** AVAILABLE DATA follows **
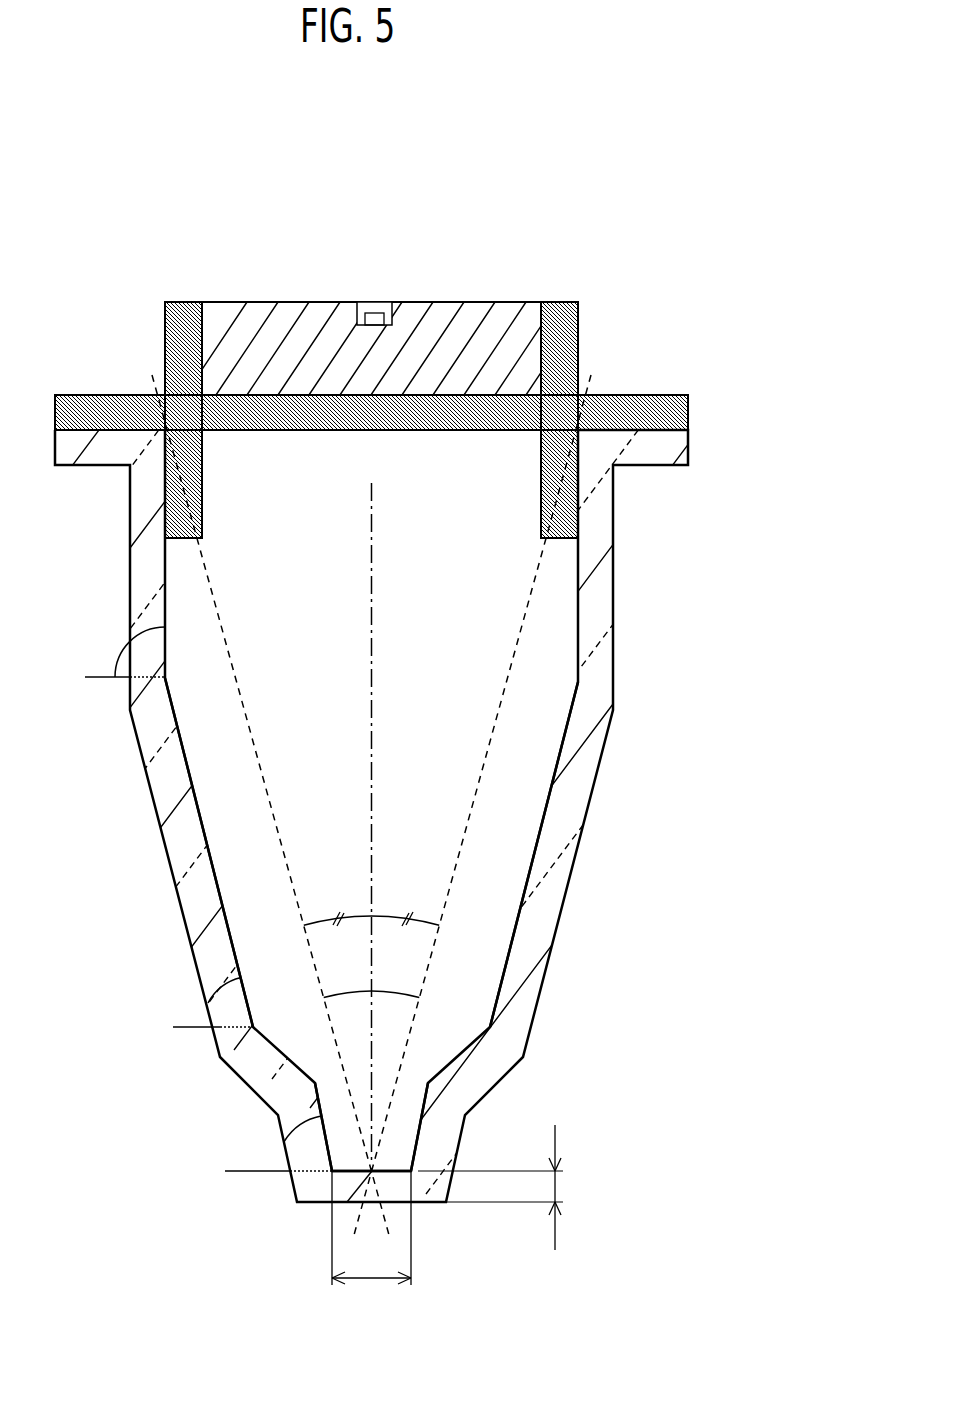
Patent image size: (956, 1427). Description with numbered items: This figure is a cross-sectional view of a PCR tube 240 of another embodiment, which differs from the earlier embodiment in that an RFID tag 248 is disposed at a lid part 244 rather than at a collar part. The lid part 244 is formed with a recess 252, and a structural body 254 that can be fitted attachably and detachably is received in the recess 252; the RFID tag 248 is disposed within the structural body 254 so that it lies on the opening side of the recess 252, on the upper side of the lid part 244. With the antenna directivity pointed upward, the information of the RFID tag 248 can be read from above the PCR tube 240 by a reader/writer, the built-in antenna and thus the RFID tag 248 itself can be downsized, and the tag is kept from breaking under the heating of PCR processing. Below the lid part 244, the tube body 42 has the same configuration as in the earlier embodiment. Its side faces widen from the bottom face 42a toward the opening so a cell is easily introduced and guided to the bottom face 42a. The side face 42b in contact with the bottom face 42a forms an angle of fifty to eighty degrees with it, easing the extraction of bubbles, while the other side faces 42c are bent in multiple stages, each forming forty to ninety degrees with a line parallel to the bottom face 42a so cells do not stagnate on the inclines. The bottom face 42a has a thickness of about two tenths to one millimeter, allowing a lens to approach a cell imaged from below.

The PCR tube 240 is at (640, 268).
The lid part 244 is at (651, 403).
The RFID tag 248 is at (372, 318).
The recess 252 is at (540, 343).
The structural body 254 is at (262, 312).
The tube body 42 is at (562, 875).
The bottom face 42a is at (388, 1168).
The side face 42b is at (423, 1100).
The side face 42c is at (578, 618).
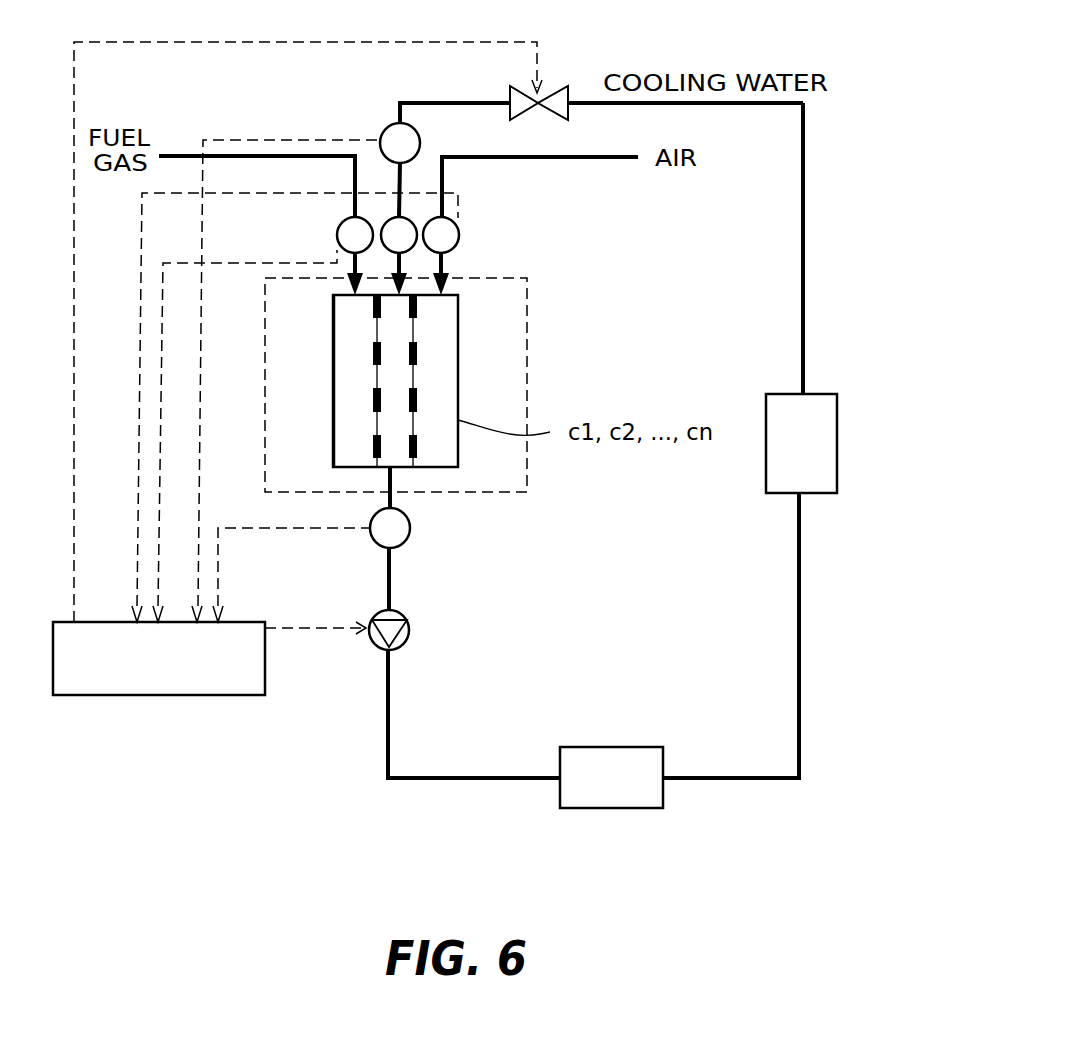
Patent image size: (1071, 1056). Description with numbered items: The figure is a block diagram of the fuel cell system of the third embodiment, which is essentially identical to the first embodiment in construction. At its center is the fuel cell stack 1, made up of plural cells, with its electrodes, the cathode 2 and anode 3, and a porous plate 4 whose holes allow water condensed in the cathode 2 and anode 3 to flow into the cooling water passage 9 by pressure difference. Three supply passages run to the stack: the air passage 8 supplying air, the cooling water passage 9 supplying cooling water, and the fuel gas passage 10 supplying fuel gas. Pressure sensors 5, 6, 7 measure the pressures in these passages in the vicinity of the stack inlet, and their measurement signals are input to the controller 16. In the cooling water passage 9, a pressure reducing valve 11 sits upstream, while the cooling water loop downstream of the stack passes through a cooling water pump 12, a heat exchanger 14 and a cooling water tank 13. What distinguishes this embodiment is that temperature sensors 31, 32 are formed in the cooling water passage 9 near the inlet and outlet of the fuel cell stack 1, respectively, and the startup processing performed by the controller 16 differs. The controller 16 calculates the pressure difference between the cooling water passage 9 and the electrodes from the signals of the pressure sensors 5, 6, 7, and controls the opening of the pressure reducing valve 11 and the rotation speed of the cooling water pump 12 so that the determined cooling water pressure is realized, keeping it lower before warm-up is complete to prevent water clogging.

The fuel cell stack 1 is at (523, 472).
The cathode 2 is at (445, 383).
The anode 3 is at (345, 370).
The porous plate 4 is at (377, 328).
The pressure sensor 5 is at (460, 237).
The pressure sensor 6 is at (388, 220).
The pressure sensor 7 is at (338, 236).
The air passage 8 is at (623, 162).
The cooling water passage 9 is at (395, 113).
The fuel gas passage 10 is at (175, 154).
The pressure reducing valve 11 is at (551, 84).
The cooling water pump 12 is at (410, 630).
The cooling water tank 13 is at (826, 450).
The heat exchanger 14 is at (624, 812).
The controller 16 is at (108, 684).
The temperature sensor 31 is at (420, 134).
The temperature sensor 32 is at (415, 528).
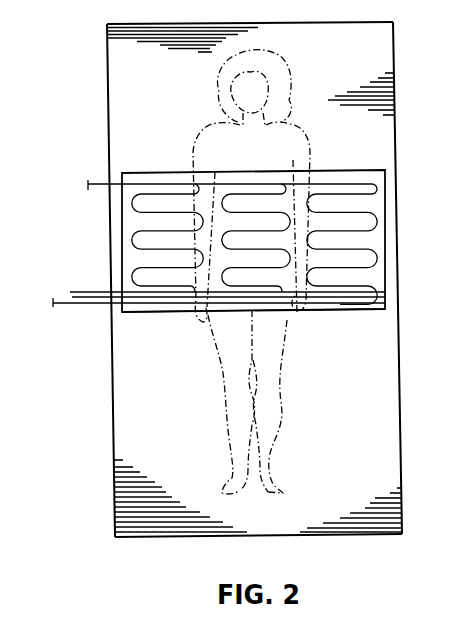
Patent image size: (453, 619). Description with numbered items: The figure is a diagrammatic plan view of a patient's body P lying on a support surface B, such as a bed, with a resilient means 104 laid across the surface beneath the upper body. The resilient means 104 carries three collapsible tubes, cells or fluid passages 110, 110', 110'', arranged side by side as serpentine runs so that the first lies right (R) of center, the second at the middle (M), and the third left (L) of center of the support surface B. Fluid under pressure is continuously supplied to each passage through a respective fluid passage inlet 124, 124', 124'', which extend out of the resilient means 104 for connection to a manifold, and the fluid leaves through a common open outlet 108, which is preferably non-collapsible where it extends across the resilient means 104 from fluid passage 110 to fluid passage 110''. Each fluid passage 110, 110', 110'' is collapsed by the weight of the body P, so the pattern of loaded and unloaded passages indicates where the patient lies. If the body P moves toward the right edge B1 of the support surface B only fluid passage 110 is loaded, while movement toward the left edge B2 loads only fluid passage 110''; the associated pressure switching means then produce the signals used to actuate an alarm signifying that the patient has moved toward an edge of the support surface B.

The resilient means 104 is at (156, 167).
The outlet 108 is at (95, 182).
The fluid passage 110 is at (134, 238).
The fluid passage 110' is at (256, 213).
The fluid passage 110'' is at (342, 219).
The fluid passage inlet 124 is at (226, 274).
The fluid passage inlet 124' is at (194, 265).
The fluid passage inlet 124'' is at (219, 318).
The right of center R is at (178, 318).
The middle M is at (268, 320).
The left of center L is at (336, 319).
The body P is at (210, 358).
The support surface B is at (127, 428).
The right edge B1 is at (110, 353).
The left edge B2 is at (400, 395).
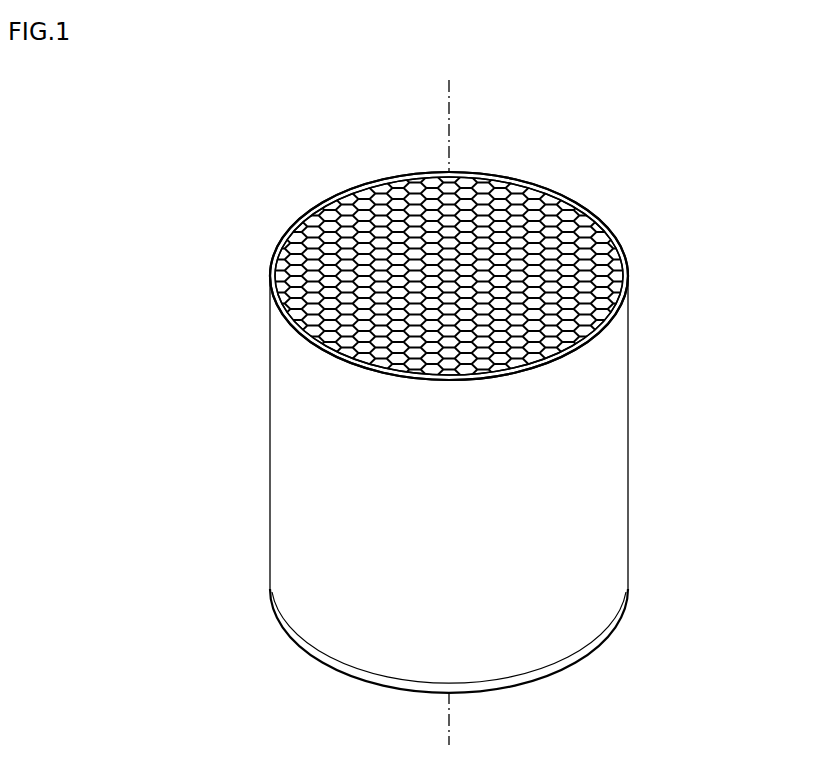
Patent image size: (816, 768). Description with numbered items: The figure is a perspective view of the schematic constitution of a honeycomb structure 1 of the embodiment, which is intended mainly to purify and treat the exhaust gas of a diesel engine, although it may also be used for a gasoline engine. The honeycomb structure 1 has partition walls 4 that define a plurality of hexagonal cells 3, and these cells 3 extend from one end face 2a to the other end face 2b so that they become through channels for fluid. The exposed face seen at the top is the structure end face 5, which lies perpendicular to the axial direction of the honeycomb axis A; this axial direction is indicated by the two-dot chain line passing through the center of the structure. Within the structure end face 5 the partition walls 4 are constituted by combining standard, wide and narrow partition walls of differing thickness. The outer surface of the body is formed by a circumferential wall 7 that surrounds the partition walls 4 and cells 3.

The honeycomb structure 1 is at (472, 431).
The one end face 2a is at (621, 277).
The structure end face 5 is at (449, 276).
The the other end face 2b is at (608, 640).
The hexagonal cell 3 is at (597, 318).
The partition wall 4 is at (432, 370).
The circumferential wall 7 is at (608, 452).
The honeycomb axis A is at (455, 120).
** End of AVAILABLE DATA **
Print each record exactly as it stands, omitting the pictures.

▸ TASK RESPONSE:
Patent image size: (956, 1427). Description with numbered items: This figure is a cross-sectional view of a PCR tube 240 of another embodiment, which differs from the earlier embodiment in that an RFID tag 248 is disposed at a lid part 244 rather than at a collar part. The lid part 244 is formed with a recess 252, and a structural body 254 that can be fitted attachably and detachably is received in the recess 252; the RFID tag 248 is disposed within the structural body 254 so that it lies on the opening side of the recess 252, on the upper side of the lid part 244. With the antenna directivity pointed upward, the information of the RFID tag 248 can be read from above the PCR tube 240 by a reader/writer, the built-in antenna and thus the RFID tag 248 itself can be downsized, and the tag is kept from breaking under the heating of PCR processing. Below the lid part 244, the tube body 42 has the same configuration as in the earlier embodiment. Its side faces widen from the bottom face 42a toward the opening so a cell is easily introduced and guided to the bottom face 42a. The side face 42b in contact with the bottom face 42a forms an angle of fifty to eighty degrees with it, easing the extraction of bubbles, while the other side faces 42c are bent in multiple stages, each forming forty to ninety degrees with a line parallel to the bottom face 42a so cells do not stagnate on the inclines. The bottom face 42a has a thickness of about two tenths to one millimeter, allowing a lens to approach a cell imaged from below.

The PCR tube 240 is at (640, 268).
The lid part 244 is at (651, 403).
The RFID tag 248 is at (372, 318).
The recess 252 is at (540, 343).
The structural body 254 is at (262, 312).
The tube body 42 is at (562, 875).
The bottom face 42a is at (388, 1168).
The side face 42b is at (423, 1100).
The side face 42c is at (578, 618).
Patent image size: (1071, 1056). Description with numbered items: The figure is a block diagram of the fuel cell system of the third embodiment, which is essentially identical to the first embodiment in construction. At its center is the fuel cell stack 1, made up of plural cells, with its electrodes, the cathode 2 and anode 3, and a porous plate 4 whose holes allow water condensed in the cathode 2 and anode 3 to flow into the cooling water passage 9 by pressure difference. Three supply passages run to the stack: the air passage 8 supplying air, the cooling water passage 9 supplying cooling water, and the fuel gas passage 10 supplying fuel gas. Pressure sensors 5, 6, 7 measure the pressures in these passages in the vicinity of the stack inlet, and their measurement signals are input to the controller 16. In the cooling water passage 9, a pressure reducing valve 11 sits upstream, while the cooling water loop downstream of the stack passes through a cooling water pump 12, a heat exchanger 14 and a cooling water tank 13. What distinguishes this embodiment is that temperature sensors 31, 32 are formed in the cooling water passage 9 near the inlet and outlet of the fuel cell stack 1, respectively, and the startup processing performed by the controller 16 differs. The controller 16 calculates the pressure difference between the cooling water passage 9 and the electrodes from the signals of the pressure sensors 5, 6, 7, and controls the opening of the pressure reducing valve 11 and the rotation speed of the cooling water pump 12 so that the determined cooling water pressure is realized, keeping it lower before warm-up is complete to prevent water clogging.

The fuel cell stack 1 is at (523, 472).
The cathode 2 is at (445, 383).
The anode 3 is at (345, 370).
The porous plate 4 is at (377, 328).
The pressure sensor 5 is at (460, 237).
The pressure sensor 6 is at (388, 220).
The pressure sensor 7 is at (338, 236).
The air passage 8 is at (623, 162).
The cooling water passage 9 is at (395, 113).
The fuel gas passage 10 is at (175, 154).
The pressure reducing valve 11 is at (551, 84).
The cooling water pump 12 is at (410, 630).
The cooling water tank 13 is at (826, 450).
The heat exchanger 14 is at (624, 812).
The controller 16 is at (108, 684).
The temperature sensor 31 is at (420, 134).
The temperature sensor 32 is at (415, 528).
Patent image size: (453, 619). Description with numbered items: The figure is a diagrammatic plan view of a patient's body P lying on a support surface B, such as a bed, with a resilient means 104 laid across the surface beneath the upper body. The resilient means 104 carries three collapsible tubes, cells or fluid passages 110, 110', 110'', arranged side by side as serpentine runs so that the first lies right (R) of center, the second at the middle (M), and the third left (L) of center of the support surface B. Fluid under pressure is continuously supplied to each passage through a respective fluid passage inlet 124, 124', 124'', which extend out of the resilient means 104 for connection to a manifold, and the fluid leaves through a common open outlet 108, which is preferably non-collapsible where it extends across the resilient means 104 from fluid passage 110 to fluid passage 110''. Each fluid passage 110, 110', 110'' is collapsed by the weight of the body P, so the pattern of loaded and unloaded passages indicates where the patient lies. If the body P moves toward the right edge B1 of the support surface B only fluid passage 110 is loaded, while movement toward the left edge B2 loads only fluid passage 110''; the associated pressure switching means then produce the signals used to actuate an alarm signifying that the patient has moved toward an edge of the support surface B.

The resilient means 104 is at (156, 167).
The outlet 108 is at (95, 182).
The fluid passage 110 is at (134, 238).
The fluid passage 110' is at (256, 213).
The fluid passage 110'' is at (342, 219).
The fluid passage inlet 124 is at (226, 274).
The fluid passage inlet 124' is at (194, 265).
The fluid passage inlet 124'' is at (219, 318).
The right of center R is at (178, 318).
The middle M is at (268, 320).
The left of center L is at (336, 319).
The body P is at (210, 358).
The support surface B is at (127, 428).
The right edge B1 is at (110, 353).
The left edge B2 is at (400, 395).
Patent image size: (816, 768). Description with numbered items: The figure is a perspective view of the schematic constitution of a honeycomb structure 1 of the embodiment, which is intended mainly to purify and treat the exhaust gas of a diesel engine, although it may also be used for a gasoline engine. The honeycomb structure 1 has partition walls 4 that define a plurality of hexagonal cells 3, and these cells 3 extend from one end face 2a to the other end face 2b so that they become through channels for fluid. The exposed face seen at the top is the structure end face 5, which lies perpendicular to the axial direction of the honeycomb axis A; this axial direction is indicated by the two-dot chain line passing through the center of the structure. Within the structure end face 5 the partition walls 4 are constituted by combining standard, wide and narrow partition walls of differing thickness. The outer surface of the body is formed by a circumferential wall 7 that surrounds the partition walls 4 and cells 3.

The honeycomb structure 1 is at (472, 431).
The one end face 2a is at (621, 277).
The structure end face 5 is at (449, 276).
The the other end face 2b is at (608, 640).
The hexagonal cell 3 is at (597, 318).
The partition wall 4 is at (432, 370).
The circumferential wall 7 is at (608, 452).
The honeycomb axis A is at (455, 120).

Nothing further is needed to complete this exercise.